Exercise details: How many lines in the entries below contain "title"? Answer with the number only.

[START OF Records for the exercise]

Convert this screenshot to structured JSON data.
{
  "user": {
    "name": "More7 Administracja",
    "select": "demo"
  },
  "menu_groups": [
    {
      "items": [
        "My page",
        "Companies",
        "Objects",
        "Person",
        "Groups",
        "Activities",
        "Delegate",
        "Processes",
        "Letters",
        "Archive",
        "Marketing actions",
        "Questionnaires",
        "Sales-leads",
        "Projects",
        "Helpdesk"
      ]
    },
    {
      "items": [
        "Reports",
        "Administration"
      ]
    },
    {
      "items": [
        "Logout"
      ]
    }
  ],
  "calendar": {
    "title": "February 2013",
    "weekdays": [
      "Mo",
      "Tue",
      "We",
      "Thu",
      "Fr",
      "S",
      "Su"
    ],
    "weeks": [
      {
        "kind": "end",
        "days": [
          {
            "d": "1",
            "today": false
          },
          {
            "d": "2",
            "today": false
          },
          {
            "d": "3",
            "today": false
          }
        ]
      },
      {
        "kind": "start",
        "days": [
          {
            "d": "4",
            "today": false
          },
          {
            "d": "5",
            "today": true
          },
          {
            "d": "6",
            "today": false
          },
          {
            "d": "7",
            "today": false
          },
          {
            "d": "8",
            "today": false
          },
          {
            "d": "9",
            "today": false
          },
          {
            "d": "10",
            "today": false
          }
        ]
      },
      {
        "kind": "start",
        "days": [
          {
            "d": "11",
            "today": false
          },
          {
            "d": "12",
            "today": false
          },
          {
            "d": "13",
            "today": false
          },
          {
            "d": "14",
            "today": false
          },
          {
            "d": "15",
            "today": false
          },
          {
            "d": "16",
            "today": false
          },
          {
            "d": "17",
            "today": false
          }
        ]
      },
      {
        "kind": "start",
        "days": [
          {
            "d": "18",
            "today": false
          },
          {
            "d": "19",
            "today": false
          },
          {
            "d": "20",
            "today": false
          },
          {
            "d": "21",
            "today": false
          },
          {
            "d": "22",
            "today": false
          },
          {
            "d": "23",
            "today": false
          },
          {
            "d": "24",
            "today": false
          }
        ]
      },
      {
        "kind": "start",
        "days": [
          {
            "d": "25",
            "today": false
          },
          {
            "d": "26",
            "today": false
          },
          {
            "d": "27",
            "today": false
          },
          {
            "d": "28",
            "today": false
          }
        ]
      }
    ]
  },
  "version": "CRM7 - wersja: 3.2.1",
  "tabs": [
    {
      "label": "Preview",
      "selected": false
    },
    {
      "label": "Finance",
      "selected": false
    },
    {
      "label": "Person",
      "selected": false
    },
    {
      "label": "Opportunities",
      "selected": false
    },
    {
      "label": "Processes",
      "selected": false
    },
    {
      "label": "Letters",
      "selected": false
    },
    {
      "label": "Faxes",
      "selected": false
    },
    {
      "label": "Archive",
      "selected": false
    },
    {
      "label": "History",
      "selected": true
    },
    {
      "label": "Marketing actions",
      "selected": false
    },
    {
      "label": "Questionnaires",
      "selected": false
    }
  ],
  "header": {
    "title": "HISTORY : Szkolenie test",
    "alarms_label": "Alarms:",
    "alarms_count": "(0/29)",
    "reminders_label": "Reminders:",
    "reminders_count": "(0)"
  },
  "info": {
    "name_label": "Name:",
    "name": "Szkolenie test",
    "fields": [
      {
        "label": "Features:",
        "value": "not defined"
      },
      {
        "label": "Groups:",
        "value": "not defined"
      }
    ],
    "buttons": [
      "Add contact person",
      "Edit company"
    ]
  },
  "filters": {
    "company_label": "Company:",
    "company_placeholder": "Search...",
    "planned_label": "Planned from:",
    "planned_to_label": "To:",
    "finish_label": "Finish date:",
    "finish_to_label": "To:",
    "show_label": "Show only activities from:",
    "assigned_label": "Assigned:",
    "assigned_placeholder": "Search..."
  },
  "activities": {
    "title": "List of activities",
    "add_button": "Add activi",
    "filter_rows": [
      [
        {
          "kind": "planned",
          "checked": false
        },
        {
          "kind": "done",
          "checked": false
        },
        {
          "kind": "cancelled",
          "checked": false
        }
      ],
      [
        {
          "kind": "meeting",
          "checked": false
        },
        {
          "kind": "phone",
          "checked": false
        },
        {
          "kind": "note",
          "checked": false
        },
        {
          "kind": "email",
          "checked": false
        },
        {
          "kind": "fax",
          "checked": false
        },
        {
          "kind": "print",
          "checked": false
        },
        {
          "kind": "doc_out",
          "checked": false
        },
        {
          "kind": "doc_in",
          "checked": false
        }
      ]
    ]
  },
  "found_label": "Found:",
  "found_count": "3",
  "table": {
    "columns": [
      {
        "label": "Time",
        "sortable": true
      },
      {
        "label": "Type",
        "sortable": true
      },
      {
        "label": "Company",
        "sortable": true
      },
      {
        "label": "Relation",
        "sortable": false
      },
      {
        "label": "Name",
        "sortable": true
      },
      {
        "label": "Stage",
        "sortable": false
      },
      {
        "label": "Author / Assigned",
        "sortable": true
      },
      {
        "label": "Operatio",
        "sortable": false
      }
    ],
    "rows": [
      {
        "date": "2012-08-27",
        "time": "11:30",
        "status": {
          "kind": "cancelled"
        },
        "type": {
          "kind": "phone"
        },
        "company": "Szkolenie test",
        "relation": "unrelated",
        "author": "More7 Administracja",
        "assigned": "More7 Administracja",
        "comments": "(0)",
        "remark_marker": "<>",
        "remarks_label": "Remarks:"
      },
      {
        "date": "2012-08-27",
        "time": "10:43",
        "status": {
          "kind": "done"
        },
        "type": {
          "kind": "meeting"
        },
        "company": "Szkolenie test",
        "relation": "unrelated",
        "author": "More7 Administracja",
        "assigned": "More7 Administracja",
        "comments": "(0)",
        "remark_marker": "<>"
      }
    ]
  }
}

[END OF Records for the exercise]
[START OF Records for the exercise]

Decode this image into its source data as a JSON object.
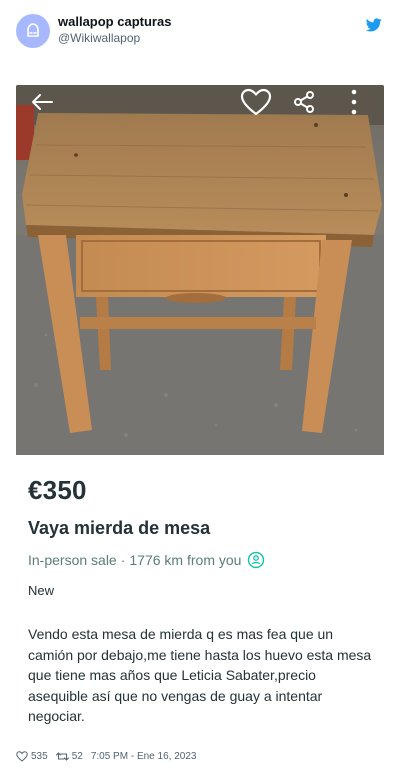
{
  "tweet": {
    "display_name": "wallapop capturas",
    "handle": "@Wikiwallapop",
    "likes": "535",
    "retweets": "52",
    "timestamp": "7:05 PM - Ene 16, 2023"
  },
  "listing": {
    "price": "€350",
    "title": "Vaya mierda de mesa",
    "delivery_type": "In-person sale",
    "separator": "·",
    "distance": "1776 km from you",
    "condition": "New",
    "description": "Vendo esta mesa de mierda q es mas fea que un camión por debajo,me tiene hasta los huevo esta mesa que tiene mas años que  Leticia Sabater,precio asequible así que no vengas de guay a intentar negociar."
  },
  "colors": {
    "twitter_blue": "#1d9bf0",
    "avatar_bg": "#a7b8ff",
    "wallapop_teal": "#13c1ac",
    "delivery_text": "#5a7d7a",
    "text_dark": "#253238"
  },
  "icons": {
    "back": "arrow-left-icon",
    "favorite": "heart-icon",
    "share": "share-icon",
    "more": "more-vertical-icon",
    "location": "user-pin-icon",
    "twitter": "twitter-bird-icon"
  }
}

[END OF Records for the exercise]

Solution to the exercise: 4